[Items from a dataset]
↓↓↓

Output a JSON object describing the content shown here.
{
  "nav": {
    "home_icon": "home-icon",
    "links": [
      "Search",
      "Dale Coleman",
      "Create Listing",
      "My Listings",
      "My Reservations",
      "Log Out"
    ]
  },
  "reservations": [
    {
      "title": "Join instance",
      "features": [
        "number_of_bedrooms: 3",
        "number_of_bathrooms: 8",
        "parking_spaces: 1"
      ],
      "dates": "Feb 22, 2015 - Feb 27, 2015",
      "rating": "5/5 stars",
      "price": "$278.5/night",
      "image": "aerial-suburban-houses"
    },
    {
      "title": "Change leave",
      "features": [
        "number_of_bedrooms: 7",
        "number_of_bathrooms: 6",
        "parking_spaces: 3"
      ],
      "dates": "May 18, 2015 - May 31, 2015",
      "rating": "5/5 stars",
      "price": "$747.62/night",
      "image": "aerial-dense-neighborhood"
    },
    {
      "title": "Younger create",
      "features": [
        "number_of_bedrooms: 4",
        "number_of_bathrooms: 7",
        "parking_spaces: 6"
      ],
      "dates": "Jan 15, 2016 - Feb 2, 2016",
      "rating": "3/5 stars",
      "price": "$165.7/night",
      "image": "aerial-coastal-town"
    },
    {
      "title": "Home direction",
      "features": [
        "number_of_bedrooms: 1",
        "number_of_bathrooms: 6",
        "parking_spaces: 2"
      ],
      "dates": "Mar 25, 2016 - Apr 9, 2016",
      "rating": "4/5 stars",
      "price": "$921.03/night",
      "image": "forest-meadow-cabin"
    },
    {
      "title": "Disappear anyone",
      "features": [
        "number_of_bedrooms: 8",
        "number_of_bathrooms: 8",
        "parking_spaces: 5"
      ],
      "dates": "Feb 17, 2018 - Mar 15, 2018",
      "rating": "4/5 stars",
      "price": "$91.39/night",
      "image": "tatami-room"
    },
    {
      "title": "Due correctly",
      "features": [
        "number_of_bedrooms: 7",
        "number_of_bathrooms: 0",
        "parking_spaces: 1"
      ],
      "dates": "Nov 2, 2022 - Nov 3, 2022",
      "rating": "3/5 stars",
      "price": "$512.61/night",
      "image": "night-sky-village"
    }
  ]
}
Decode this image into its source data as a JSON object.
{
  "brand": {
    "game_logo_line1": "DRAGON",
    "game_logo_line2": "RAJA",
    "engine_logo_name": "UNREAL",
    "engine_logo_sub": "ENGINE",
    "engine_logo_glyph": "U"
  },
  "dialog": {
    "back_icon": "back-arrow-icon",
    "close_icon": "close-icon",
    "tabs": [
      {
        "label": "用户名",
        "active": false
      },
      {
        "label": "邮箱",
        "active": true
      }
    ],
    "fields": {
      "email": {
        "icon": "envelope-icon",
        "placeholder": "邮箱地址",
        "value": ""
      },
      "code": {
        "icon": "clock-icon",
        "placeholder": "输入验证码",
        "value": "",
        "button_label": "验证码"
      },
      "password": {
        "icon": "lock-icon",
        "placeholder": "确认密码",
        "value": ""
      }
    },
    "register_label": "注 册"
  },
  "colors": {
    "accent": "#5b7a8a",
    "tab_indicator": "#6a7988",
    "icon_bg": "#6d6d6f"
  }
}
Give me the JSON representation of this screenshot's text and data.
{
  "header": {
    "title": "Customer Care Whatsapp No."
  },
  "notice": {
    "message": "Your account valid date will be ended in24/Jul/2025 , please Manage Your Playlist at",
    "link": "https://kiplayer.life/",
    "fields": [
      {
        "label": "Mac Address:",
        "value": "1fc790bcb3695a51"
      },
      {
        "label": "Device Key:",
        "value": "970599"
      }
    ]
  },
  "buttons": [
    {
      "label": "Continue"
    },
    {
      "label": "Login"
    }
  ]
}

↑↑↑

Repeat the data precisely, line by line.

Output a JSON object describing the content shown here.
{
  "nav": {
    "home_icon": "home-icon",
    "links": [
      "Search",
      "Dale Coleman",
      "Create Listing",
      "My Listings",
      "My Reservations",
      "Log Out"
    ]
  },
  "reservations": [
    {
      "title": "Join instance",
      "features": [
        "number_of_bedrooms: 3",
        "number_of_bathrooms: 8",
        "parking_spaces: 1"
      ],
      "dates": "Feb 22, 2015 - Feb 27, 2015",
      "rating": "5/5 stars",
      "price": "$278.5/night",
      "image": "aerial-suburban-houses"
    },
    {
      "title": "Change leave",
      "features": [
        "number_of_bedrooms: 7",
        "number_of_bathrooms: 6",
        "parking_spaces: 3"
      ],
      "dates": "May 18, 2015 - May 31, 2015",
      "rating": "5/5 stars",
      "price": "$747.62/night",
      "image": "aerial-dense-neighborhood"
    },
    {
      "title": "Younger create",
      "features": [
        "number_of_bedrooms: 4",
        "number_of_bathrooms: 7",
        "parking_spaces: 6"
      ],
      "dates": "Jan 15, 2016 - Feb 2, 2016",
      "rating": "3/5 stars",
      "price": "$165.7/night",
      "image": "aerial-coastal-town"
    },
    {
      "title": "Home direction",
      "features": [
        "number_of_bedrooms: 1",
        "number_of_bathrooms: 6",
        "parking_spaces: 2"
      ],
      "dates": "Mar 25, 2016 - Apr 9, 2016",
      "rating": "4/5 stars",
      "price": "$921.03/night",
      "image": "forest-meadow-cabin"
    },
    {
      "title": "Disappear anyone",
      "features": [
        "number_of_bedrooms: 8",
        "number_of_bathrooms: 8",
        "parking_spaces: 5"
      ],
      "dates": "Feb 17, 2018 - Mar 15, 2018",
      "rating": "4/5 stars",
      "price": "$91.39/night",
      "image": "tatami-room"
    },
    {
      "title": "Due correctly",
      "features": [
        "number_of_bedrooms: 7",
        "number_of_bathrooms: 0",
        "parking_spaces: 1"
      ],
      "dates": "Nov 2, 2022 - Nov 3, 2022",
      "rating": "3/5 stars",
      "price": "$512.61/night",
      "image": "night-sky-village"
    }
  ]
}
Decode this image into its source data as a JSON object.
{
  "brand": {
    "game_logo_line1": "DRAGON",
    "game_logo_line2": "RAJA",
    "engine_logo_name": "UNREAL",
    "engine_logo_sub": "ENGINE",
    "engine_logo_glyph": "U"
  },
  "dialog": {
    "back_icon": "back-arrow-icon",
    "close_icon": "close-icon",
    "tabs": [
      {
        "label": "用户名",
        "active": false
      },
      {
        "label": "邮箱",
        "active": true
      }
    ],
    "fields": {
      "email": {
        "icon": "envelope-icon",
        "placeholder": "邮箱地址",
        "value": ""
      },
      "code": {
        "icon": "clock-icon",
        "placeholder": "输入验证码",
        "value": "",
        "button_label": "验证码"
      },
      "password": {
        "icon": "lock-icon",
        "placeholder": "确认密码",
        "value": ""
      }
    },
    "register_label": "注 册"
  },
  "colors": {
    "accent": "#5b7a8a",
    "tab_indicator": "#6a7988",
    "icon_bg": "#6d6d6f"
  }
}
Give me the JSON representation of this screenshot's text and data.
{
  "header": {
    "title": "Customer Care Whatsapp No."
  },
  "notice": {
    "message": "Your account valid date will be ended in24/Jul/2025 , please Manage Your Playlist at",
    "link": "https://kiplayer.life/",
    "fields": [
      {
        "label": "Mac Address:",
        "value": "1fc790bcb3695a51"
      },
      {
        "label": "Device Key:",
        "value": "970599"
      }
    ]
  },
  "buttons": [
    {
      "label": "Continue"
    },
    {
      "label": "Login"
    }
  ]
}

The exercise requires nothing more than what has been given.